## What is asked
Answer with a number only: how many lines of the data contain "type"?

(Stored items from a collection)
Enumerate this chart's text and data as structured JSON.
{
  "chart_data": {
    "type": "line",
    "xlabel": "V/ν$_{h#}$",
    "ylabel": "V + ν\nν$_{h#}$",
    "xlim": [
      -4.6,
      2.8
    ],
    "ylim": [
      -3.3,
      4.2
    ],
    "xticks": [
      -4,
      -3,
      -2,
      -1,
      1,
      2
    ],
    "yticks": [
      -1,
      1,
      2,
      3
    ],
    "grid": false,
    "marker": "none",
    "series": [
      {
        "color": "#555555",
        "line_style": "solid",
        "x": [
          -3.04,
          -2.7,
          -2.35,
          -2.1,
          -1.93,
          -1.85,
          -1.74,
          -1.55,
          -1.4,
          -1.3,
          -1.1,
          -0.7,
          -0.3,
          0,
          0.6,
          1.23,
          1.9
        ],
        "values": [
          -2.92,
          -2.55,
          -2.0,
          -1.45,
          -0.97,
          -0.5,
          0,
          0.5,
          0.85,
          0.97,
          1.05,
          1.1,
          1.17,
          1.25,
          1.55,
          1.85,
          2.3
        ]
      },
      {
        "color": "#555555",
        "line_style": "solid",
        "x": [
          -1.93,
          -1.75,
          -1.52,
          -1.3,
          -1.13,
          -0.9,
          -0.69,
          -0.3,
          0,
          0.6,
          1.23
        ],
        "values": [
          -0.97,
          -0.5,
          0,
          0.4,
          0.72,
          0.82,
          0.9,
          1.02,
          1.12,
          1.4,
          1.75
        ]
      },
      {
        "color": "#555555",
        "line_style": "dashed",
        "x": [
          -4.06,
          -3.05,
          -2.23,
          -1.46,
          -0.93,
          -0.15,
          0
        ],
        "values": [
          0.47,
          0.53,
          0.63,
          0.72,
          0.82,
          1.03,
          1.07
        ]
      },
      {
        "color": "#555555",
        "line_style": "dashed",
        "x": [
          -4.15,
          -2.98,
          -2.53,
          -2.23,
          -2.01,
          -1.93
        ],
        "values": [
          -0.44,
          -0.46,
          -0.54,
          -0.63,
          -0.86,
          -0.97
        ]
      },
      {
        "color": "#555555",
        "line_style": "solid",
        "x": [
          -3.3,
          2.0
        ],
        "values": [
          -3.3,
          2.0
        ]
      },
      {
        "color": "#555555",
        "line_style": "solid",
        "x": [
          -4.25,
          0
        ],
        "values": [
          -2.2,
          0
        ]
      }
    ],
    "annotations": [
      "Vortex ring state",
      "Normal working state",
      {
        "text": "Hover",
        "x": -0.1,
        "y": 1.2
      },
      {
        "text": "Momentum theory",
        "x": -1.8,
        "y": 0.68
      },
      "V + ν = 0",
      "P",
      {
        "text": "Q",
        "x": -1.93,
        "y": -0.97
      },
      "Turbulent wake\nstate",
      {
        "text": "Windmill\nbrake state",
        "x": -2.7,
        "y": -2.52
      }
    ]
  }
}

--

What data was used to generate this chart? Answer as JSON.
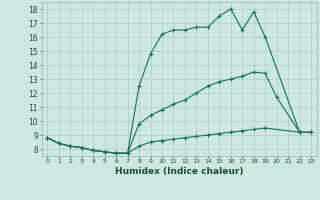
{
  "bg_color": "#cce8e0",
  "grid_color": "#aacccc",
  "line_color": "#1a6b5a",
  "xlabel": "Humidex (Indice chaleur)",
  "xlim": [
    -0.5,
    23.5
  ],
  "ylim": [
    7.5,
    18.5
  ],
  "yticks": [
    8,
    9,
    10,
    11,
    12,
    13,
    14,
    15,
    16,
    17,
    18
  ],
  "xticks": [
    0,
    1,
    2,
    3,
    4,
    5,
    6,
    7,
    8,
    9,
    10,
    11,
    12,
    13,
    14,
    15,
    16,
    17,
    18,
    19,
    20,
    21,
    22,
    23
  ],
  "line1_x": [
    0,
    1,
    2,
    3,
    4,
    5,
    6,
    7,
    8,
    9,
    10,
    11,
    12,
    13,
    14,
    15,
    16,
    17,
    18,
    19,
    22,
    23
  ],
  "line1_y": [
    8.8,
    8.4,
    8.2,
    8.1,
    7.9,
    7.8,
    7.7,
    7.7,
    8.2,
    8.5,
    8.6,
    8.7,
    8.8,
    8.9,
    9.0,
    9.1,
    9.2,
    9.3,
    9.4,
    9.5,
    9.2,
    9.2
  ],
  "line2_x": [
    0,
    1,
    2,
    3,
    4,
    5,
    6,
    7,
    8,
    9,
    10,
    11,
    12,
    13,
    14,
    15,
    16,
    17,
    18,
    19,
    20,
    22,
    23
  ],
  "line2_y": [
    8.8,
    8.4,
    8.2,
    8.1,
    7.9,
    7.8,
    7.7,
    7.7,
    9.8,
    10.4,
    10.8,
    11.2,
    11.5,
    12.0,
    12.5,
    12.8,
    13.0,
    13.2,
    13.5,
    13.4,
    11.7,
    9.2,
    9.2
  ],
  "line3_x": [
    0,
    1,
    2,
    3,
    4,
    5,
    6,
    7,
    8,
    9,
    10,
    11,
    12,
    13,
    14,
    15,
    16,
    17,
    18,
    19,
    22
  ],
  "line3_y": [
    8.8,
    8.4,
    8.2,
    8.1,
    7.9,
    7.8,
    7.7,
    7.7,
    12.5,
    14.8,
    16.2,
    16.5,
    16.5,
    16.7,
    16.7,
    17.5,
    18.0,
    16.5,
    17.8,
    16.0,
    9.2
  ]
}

==

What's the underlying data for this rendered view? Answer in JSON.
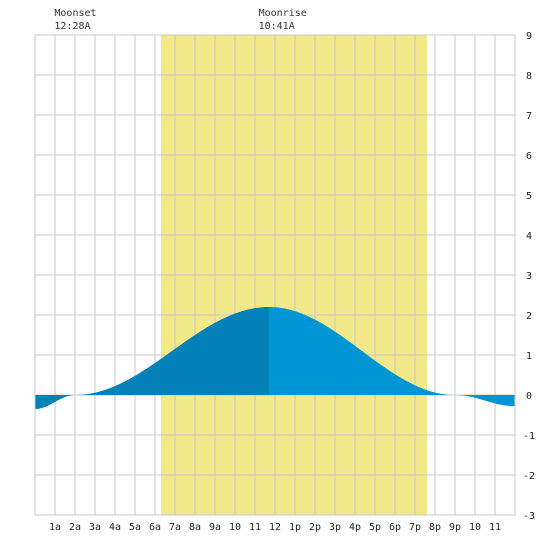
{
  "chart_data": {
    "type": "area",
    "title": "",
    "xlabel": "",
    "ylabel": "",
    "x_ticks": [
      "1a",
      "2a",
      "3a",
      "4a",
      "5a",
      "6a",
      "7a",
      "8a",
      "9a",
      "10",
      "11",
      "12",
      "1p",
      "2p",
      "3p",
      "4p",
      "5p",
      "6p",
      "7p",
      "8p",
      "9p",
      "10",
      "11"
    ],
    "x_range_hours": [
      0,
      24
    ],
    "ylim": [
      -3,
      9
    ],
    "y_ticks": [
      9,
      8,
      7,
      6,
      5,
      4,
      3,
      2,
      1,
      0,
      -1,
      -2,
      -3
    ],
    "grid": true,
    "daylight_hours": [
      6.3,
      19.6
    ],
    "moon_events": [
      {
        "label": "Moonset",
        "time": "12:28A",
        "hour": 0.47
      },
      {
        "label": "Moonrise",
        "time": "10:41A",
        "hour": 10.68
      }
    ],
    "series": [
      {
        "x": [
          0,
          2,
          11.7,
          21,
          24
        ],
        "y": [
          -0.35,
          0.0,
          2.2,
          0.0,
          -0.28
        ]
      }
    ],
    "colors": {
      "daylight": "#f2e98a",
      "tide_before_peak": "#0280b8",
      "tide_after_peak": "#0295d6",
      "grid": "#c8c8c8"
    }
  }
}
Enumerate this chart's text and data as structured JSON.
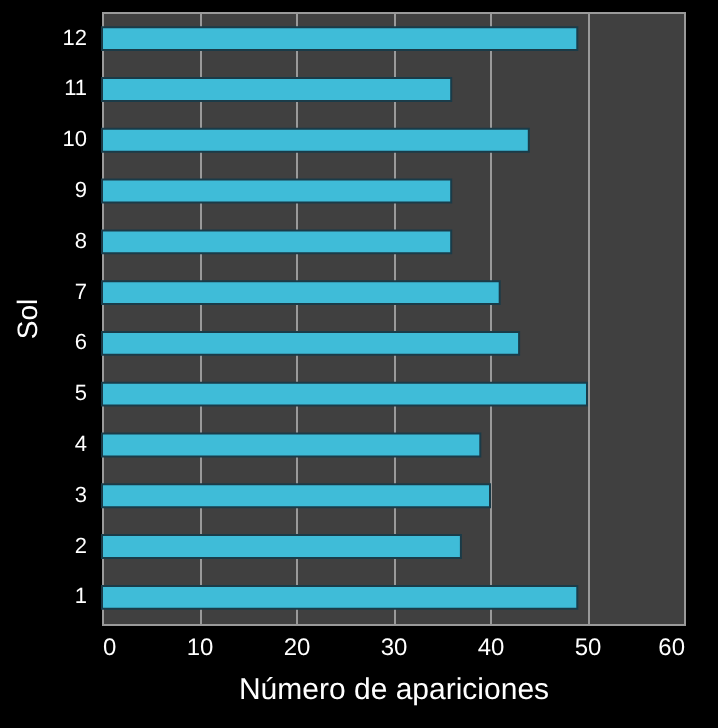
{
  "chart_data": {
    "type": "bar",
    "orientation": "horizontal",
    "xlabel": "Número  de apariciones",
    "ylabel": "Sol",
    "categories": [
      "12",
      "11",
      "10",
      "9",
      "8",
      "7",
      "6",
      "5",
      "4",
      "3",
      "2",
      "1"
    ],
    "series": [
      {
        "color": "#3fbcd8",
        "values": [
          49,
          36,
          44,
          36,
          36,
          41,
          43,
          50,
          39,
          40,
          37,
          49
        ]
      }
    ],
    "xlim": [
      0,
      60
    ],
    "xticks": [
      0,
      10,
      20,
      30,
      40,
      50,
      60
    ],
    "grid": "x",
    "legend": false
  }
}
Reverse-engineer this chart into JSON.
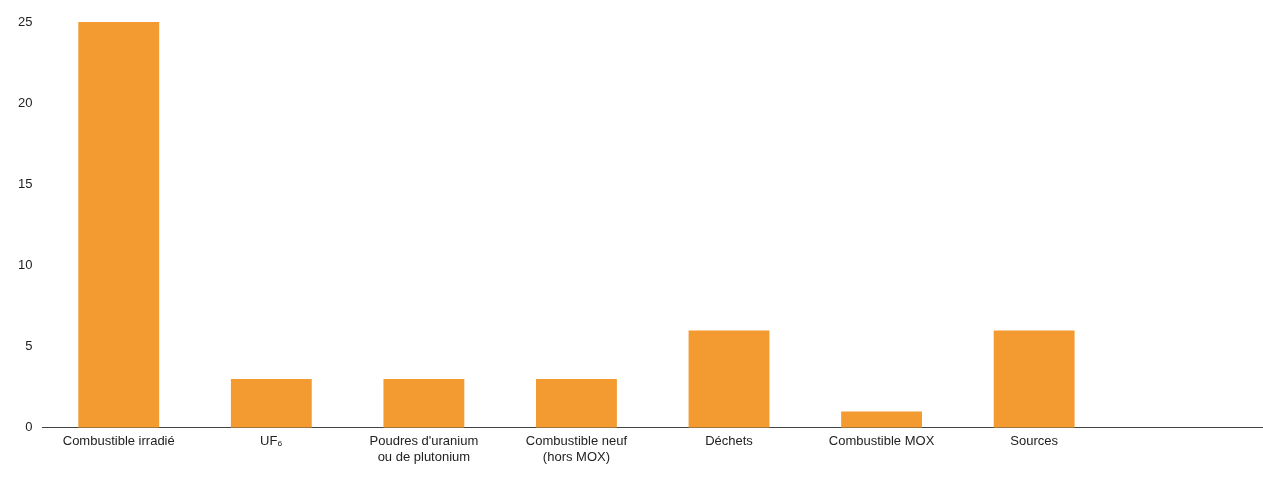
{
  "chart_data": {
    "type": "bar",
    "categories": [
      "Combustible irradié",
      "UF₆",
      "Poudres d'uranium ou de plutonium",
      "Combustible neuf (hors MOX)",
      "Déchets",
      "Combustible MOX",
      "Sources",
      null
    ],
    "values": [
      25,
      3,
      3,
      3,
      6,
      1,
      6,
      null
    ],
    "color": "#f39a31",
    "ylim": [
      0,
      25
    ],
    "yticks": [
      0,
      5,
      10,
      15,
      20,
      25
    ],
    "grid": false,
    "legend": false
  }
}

## Full output
4